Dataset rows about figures
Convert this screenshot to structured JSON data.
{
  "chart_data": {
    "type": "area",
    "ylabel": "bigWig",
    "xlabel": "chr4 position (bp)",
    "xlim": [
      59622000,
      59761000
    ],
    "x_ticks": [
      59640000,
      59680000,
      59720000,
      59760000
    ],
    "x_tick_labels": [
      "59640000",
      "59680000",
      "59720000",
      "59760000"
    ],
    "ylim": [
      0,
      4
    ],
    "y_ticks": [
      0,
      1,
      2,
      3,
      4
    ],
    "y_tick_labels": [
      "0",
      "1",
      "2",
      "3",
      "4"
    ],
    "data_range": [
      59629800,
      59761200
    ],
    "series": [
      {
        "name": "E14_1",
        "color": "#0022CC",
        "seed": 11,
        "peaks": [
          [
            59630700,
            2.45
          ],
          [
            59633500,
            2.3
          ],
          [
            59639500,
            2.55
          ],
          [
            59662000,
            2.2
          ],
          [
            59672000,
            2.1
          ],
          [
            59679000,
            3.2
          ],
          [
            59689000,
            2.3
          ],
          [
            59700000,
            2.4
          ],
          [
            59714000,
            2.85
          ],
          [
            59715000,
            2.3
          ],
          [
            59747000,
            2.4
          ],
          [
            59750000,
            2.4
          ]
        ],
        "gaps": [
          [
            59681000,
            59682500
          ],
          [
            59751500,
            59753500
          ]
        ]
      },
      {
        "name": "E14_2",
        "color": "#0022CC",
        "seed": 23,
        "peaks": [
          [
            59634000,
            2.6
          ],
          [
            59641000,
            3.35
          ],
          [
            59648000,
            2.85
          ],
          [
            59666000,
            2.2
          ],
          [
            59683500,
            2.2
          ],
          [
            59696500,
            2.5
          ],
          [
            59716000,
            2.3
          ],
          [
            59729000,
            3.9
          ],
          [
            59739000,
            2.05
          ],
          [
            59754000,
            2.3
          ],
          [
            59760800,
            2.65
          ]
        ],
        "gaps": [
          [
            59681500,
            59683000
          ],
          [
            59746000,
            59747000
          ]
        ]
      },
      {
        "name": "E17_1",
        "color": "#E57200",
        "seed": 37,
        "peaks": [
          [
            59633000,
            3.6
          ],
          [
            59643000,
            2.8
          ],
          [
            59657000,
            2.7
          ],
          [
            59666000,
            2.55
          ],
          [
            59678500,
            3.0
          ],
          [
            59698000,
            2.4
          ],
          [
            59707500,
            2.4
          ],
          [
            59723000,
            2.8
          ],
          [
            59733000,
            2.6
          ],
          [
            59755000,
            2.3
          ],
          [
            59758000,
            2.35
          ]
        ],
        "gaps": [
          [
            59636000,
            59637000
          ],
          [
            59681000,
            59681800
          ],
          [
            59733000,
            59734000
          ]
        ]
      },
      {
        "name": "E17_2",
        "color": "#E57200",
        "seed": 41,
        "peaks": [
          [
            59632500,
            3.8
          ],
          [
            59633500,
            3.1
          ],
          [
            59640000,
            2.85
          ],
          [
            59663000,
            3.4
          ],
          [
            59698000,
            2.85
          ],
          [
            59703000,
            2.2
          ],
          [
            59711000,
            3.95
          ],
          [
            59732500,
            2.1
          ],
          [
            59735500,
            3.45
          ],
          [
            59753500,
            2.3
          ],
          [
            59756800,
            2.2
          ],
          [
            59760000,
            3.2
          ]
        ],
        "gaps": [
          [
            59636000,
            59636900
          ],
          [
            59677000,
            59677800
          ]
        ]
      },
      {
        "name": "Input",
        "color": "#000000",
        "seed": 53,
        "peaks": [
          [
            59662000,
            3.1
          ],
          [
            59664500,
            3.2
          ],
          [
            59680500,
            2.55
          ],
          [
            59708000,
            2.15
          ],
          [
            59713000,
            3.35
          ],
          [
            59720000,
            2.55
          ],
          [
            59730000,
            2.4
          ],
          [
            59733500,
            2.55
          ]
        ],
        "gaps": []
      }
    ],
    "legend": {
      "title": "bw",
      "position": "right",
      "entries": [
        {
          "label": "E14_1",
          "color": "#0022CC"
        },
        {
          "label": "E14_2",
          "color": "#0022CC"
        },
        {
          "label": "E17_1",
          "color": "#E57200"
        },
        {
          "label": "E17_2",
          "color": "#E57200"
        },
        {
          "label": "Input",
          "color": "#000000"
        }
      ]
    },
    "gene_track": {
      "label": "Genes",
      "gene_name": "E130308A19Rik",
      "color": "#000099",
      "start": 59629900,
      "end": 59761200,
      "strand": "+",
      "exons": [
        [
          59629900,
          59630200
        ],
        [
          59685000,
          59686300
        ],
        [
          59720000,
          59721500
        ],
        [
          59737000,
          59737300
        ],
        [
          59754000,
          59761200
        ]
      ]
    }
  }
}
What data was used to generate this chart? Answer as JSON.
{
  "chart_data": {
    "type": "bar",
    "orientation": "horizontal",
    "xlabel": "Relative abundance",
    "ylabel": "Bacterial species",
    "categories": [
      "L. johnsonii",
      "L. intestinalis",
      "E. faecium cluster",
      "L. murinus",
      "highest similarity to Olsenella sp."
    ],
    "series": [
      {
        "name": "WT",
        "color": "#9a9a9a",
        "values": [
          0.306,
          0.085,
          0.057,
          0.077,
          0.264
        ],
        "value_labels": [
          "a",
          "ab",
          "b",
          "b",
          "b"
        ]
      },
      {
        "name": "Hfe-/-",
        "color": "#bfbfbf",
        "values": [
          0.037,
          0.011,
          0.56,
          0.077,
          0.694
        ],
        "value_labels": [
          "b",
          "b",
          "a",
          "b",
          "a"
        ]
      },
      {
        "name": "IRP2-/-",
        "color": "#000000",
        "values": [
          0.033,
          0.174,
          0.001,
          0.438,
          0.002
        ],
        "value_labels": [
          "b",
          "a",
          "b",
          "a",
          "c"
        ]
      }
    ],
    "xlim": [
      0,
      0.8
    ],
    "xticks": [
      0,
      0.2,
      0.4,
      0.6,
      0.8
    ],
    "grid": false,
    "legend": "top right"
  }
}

- [Requirement] Output every line from the records, exactly as written.

- [Task output]
Convert this screenshot to structured JSON data.
{
  "chart_data": {
    "type": "area",
    "ylabel": "bigWig",
    "xlabel": "chr4 position (bp)",
    "xlim": [
      59622000,
      59761000
    ],
    "x_ticks": [
      59640000,
      59680000,
      59720000,
      59760000
    ],
    "x_tick_labels": [
      "59640000",
      "59680000",
      "59720000",
      "59760000"
    ],
    "ylim": [
      0,
      4
    ],
    "y_ticks": [
      0,
      1,
      2,
      3,
      4
    ],
    "y_tick_labels": [
      "0",
      "1",
      "2",
      "3",
      "4"
    ],
    "data_range": [
      59629800,
      59761200
    ],
    "series": [
      {
        "name": "E14_1",
        "color": "#0022CC",
        "seed": 11,
        "peaks": [
          [
            59630700,
            2.45
          ],
          [
            59633500,
            2.3
          ],
          [
            59639500,
            2.55
          ],
          [
            59662000,
            2.2
          ],
          [
            59672000,
            2.1
          ],
          [
            59679000,
            3.2
          ],
          [
            59689000,
            2.3
          ],
          [
            59700000,
            2.4
          ],
          [
            59714000,
            2.85
          ],
          [
            59715000,
            2.3
          ],
          [
            59747000,
            2.4
          ],
          [
            59750000,
            2.4
          ]
        ],
        "gaps": [
          [
            59681000,
            59682500
          ],
          [
            59751500,
            59753500
          ]
        ]
      },
      {
        "name": "E14_2",
        "color": "#0022CC",
        "seed": 23,
        "peaks": [
          [
            59634000,
            2.6
          ],
          [
            59641000,
            3.35
          ],
          [
            59648000,
            2.85
          ],
          [
            59666000,
            2.2
          ],
          [
            59683500,
            2.2
          ],
          [
            59696500,
            2.5
          ],
          [
            59716000,
            2.3
          ],
          [
            59729000,
            3.9
          ],
          [
            59739000,
            2.05
          ],
          [
            59754000,
            2.3
          ],
          [
            59760800,
            2.65
          ]
        ],
        "gaps": [
          [
            59681500,
            59683000
          ],
          [
            59746000,
            59747000
          ]
        ]
      },
      {
        "name": "E17_1",
        "color": "#E57200",
        "seed": 37,
        "peaks": [
          [
            59633000,
            3.6
          ],
          [
            59643000,
            2.8
          ],
          [
            59657000,
            2.7
          ],
          [
            59666000,
            2.55
          ],
          [
            59678500,
            3.0
          ],
          [
            59698000,
            2.4
          ],
          [
            59707500,
            2.4
          ],
          [
            59723000,
            2.8
          ],
          [
            59733000,
            2.6
          ],
          [
            59755000,
            2.3
          ],
          [
            59758000,
            2.35
          ]
        ],
        "gaps": [
          [
            59636000,
            59637000
          ],
          [
            59681000,
            59681800
          ],
          [
            59733000,
            59734000
          ]
        ]
      },
      {
        "name": "E17_2",
        "color": "#E57200",
        "seed": 41,
        "peaks": [
          [
            59632500,
            3.8
          ],
          [
            59633500,
            3.1
          ],
          [
            59640000,
            2.85
          ],
          [
            59663000,
            3.4
          ],
          [
            59698000,
            2.85
          ],
          [
            59703000,
            2.2
          ],
          [
            59711000,
            3.95
          ],
          [
            59732500,
            2.1
          ],
          [
            59735500,
            3.45
          ],
          [
            59753500,
            2.3
          ],
          [
            59756800,
            2.2
          ],
          [
            59760000,
            3.2
          ]
        ],
        "gaps": [
          [
            59636000,
            59636900
          ],
          [
            59677000,
            59677800
          ]
        ]
      },
      {
        "name": "Input",
        "color": "#000000",
        "seed": 53,
        "peaks": [
          [
            59662000,
            3.1
          ],
          [
            59664500,
            3.2
          ],
          [
            59680500,
            2.55
          ],
          [
            59708000,
            2.15
          ],
          [
            59713000,
            3.35
          ],
          [
            59720000,
            2.55
          ],
          [
            59730000,
            2.4
          ],
          [
            59733500,
            2.55
          ]
        ],
        "gaps": []
      }
    ],
    "legend": {
      "title": "bw",
      "position": "right",
      "entries": [
        {
          "label": "E14_1",
          "color": "#0022CC"
        },
        {
          "label": "E14_2",
          "color": "#0022CC"
        },
        {
          "label": "E17_1",
          "color": "#E57200"
        },
        {
          "label": "E17_2",
          "color": "#E57200"
        },
        {
          "label": "Input",
          "color": "#000000"
        }
      ]
    },
    "gene_track": {
      "label": "Genes",
      "gene_name": "E130308A19Rik",
      "color": "#000099",
      "start": 59629900,
      "end": 59761200,
      "strand": "+",
      "exons": [
        [
          59629900,
          59630200
        ],
        [
          59685000,
          59686300
        ],
        [
          59720000,
          59721500
        ],
        [
          59737000,
          59737300
        ],
        [
          59754000,
          59761200
        ]
      ]
    }
  }
}
What data was used to generate this chart? Answer as JSON.
{
  "chart_data": {
    "type": "bar",
    "orientation": "horizontal",
    "xlabel": "Relative abundance",
    "ylabel": "Bacterial species",
    "categories": [
      "L. johnsonii",
      "L. intestinalis",
      "E. faecium cluster",
      "L. murinus",
      "highest similarity to Olsenella sp."
    ],
    "series": [
      {
        "name": "WT",
        "color": "#9a9a9a",
        "values": [
          0.306,
          0.085,
          0.057,
          0.077,
          0.264
        ],
        "value_labels": [
          "a",
          "ab",
          "b",
          "b",
          "b"
        ]
      },
      {
        "name": "Hfe-/-",
        "color": "#bfbfbf",
        "values": [
          0.037,
          0.011,
          0.56,
          0.077,
          0.694
        ],
        "value_labels": [
          "b",
          "b",
          "a",
          "b",
          "a"
        ]
      },
      {
        "name": "IRP2-/-",
        "color": "#000000",
        "values": [
          0.033,
          0.174,
          0.001,
          0.438,
          0.002
        ],
        "value_labels": [
          "b",
          "a",
          "b",
          "a",
          "c"
        ]
      }
    ],
    "xlim": [
      0,
      0.8
    ],
    "xticks": [
      0,
      0.2,
      0.4,
      0.6,
      0.8
    ],
    "grid": false,
    "legend": "top right"
  }
}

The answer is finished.